*** Opening of Supplied records ***

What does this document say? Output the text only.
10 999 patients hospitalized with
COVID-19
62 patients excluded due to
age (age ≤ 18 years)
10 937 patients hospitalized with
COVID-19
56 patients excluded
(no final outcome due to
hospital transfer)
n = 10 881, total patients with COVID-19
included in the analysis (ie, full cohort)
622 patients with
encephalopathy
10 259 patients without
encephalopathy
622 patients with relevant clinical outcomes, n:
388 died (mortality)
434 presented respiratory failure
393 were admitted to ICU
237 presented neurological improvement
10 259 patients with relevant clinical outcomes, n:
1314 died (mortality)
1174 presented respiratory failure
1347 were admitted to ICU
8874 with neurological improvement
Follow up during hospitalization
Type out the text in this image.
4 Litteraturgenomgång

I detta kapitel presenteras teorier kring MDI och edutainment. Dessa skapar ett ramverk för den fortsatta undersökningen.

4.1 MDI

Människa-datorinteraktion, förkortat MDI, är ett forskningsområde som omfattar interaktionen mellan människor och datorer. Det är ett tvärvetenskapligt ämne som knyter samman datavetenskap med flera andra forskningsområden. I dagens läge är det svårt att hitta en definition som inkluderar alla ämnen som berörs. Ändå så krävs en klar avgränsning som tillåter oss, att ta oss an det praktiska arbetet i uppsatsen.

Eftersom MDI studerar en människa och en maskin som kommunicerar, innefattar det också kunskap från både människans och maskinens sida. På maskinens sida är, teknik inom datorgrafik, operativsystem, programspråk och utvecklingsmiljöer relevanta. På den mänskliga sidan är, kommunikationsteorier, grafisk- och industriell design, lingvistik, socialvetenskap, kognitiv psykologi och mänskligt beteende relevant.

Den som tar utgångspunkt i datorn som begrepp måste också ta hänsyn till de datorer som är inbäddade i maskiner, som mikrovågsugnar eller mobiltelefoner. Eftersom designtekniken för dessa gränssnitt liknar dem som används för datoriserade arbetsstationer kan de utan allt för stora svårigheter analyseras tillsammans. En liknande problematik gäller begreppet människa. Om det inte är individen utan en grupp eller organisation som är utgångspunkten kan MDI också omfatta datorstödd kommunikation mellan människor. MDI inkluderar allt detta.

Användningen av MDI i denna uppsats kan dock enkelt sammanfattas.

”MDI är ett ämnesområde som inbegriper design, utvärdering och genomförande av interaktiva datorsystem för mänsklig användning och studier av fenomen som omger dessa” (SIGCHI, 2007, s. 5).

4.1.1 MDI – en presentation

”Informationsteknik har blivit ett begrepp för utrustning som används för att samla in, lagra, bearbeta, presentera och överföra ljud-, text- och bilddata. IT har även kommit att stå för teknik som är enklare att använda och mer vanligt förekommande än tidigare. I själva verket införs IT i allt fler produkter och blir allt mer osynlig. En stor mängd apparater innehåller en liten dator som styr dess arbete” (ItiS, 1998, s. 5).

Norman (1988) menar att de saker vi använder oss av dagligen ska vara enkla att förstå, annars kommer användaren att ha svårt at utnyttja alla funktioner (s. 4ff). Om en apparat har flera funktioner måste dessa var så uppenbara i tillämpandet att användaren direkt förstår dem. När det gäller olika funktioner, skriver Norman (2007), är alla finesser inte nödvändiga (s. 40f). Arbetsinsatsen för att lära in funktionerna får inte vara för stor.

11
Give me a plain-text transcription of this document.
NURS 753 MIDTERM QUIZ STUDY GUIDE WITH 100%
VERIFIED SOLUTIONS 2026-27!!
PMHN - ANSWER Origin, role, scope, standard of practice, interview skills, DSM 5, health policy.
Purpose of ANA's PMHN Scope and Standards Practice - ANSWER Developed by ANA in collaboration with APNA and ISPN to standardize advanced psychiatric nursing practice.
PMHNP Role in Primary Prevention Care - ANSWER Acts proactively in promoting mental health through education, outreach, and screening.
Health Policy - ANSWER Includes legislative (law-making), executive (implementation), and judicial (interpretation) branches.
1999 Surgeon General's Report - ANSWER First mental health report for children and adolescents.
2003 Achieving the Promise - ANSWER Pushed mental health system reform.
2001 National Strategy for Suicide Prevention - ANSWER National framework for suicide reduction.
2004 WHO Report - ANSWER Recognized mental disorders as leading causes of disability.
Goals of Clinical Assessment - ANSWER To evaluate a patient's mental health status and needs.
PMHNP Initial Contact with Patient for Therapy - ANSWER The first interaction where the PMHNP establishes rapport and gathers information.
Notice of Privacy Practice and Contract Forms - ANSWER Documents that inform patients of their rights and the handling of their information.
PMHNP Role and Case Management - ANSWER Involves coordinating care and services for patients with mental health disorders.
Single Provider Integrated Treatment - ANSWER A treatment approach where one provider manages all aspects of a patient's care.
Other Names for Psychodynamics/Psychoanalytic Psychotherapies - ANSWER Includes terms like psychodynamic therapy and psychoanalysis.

*** Close of Supplied records ***

◆ What is expected
Please restate the preceding entries word for word.

◆ Answer box
What does this document say? Output the text only.
10 999 patients hospitalized with
COVID-19
62 patients excluded due to
age (age ≤ 18 years)
10 937 patients hospitalized with
COVID-19
56 patients excluded
(no final outcome due to
hospital transfer)
n = 10 881, total patients with COVID-19
included in the analysis (ie, full cohort)
622 patients with
encephalopathy
10 259 patients without
encephalopathy
622 patients with relevant clinical outcomes, n:
388 died (mortality)
434 presented respiratory failure
393 were admitted to ICU
237 presented neurological improvement
10 259 patients with relevant clinical outcomes, n:
1314 died (mortality)
1174 presented respiratory failure
1347 were admitted to ICU
8874 with neurological improvement
Follow up during hospitalization
Type out the text in this image.
4 Litteraturgenomgång

I detta kapitel presenteras teorier kring MDI och edutainment. Dessa skapar ett ramverk för den fortsatta undersökningen.

4.1 MDI

Människa-datorinteraktion, förkortat MDI, är ett forskningsområde som omfattar interaktionen mellan människor och datorer. Det är ett tvärvetenskapligt ämne som knyter samman datavetenskap med flera andra forskningsområden. I dagens läge är det svårt att hitta en definition som inkluderar alla ämnen som berörs. Ändå så krävs en klar avgränsning som tillåter oss, att ta oss an det praktiska arbetet i uppsatsen.

Eftersom MDI studerar en människa och en maskin som kommunicerar, innefattar det också kunskap från både människans och maskinens sida. På maskinens sida är, teknik inom datorgrafik, operativsystem, programspråk och utvecklingsmiljöer relevanta. På den mänskliga sidan är, kommunikationsteorier, grafisk- och industriell design, lingvistik, socialvetenskap, kognitiv psykologi och mänskligt beteende relevant.

Den som tar utgångspunkt i datorn som begrepp måste också ta hänsyn till de datorer som är inbäddade i maskiner, som mikrovågsugnar eller mobiltelefoner. Eftersom designtekniken för dessa gränssnitt liknar dem som används för datoriserade arbetsstationer kan de utan allt för stora svårigheter analyseras tillsammans. En liknande problematik gäller begreppet människa. Om det inte är individen utan en grupp eller organisation som är utgångspunkten kan MDI också omfatta datorstödd kommunikation mellan människor. MDI inkluderar allt detta.

Användningen av MDI i denna uppsats kan dock enkelt sammanfattas.

”MDI är ett ämnesområde som inbegriper design, utvärdering och genomförande av interaktiva datorsystem för mänsklig användning och studier av fenomen som omger dessa” (SIGCHI, 2007, s. 5).

4.1.1 MDI – en presentation

”Informationsteknik har blivit ett begrepp för utrustning som används för att samla in, lagra, bearbeta, presentera och överföra ljud-, text- och bilddata. IT har även kommit att stå för teknik som är enklare att använda och mer vanligt förekommande än tidigare. I själva verket införs IT i allt fler produkter och blir allt mer osynlig. En stor mängd apparater innehåller en liten dator som styr dess arbete” (ItiS, 1998, s. 5).

Norman (1988) menar att de saker vi använder oss av dagligen ska vara enkla att förstå, annars kommer användaren att ha svårt at utnyttja alla funktioner (s. 4ff). Om en apparat har flera funktioner måste dessa var så uppenbara i tillämpandet att användaren direkt förstår dem. När det gäller olika funktioner, skriver Norman (2007), är alla finesser inte nödvändiga (s. 40f). Arbetsinsatsen för att lära in funktionerna får inte vara för stor.

11
Give me a plain-text transcription of this document.
NURS 753 MIDTERM QUIZ STUDY GUIDE WITH 100%
VERIFIED SOLUTIONS 2026-27!!
PMHN - ANSWER Origin, role, scope, standard of practice, interview skills, DSM 5, health policy.
Purpose of ANA's PMHN Scope and Standards Practice - ANSWER Developed by ANA in collaboration with APNA and ISPN to standardize advanced psychiatric nursing practice.
PMHNP Role in Primary Prevention Care - ANSWER Acts proactively in promoting mental health through education, outreach, and screening.
Health Policy - ANSWER Includes legislative (law-making), executive (implementation), and judicial (interpretation) branches.
1999 Surgeon General's Report - ANSWER First mental health report for children and adolescents.
2003 Achieving the Promise - ANSWER Pushed mental health system reform.
2001 National Strategy for Suicide Prevention - ANSWER National framework for suicide reduction.
2004 WHO Report - ANSWER Recognized mental disorders as leading causes of disability.
Goals of Clinical Assessment - ANSWER To evaluate a patient's mental health status and needs.
PMHNP Initial Contact with Patient for Therapy - ANSWER The first interaction where the PMHNP establishes rapport and gathers information.
Notice of Privacy Practice and Contract Forms - ANSWER Documents that inform patients of their rights and the handling of their information.
PMHNP Role and Case Management - ANSWER Involves coordinating care and services for patients with mental health disorders.
Single Provider Integrated Treatment - ANSWER A treatment approach where one provider manages all aspects of a patient's care.
Other Names for Psychodynamics/Psychoanalytic Psychotherapies - ANSWER Includes terms like psychodynamic therapy and psychoanalysis.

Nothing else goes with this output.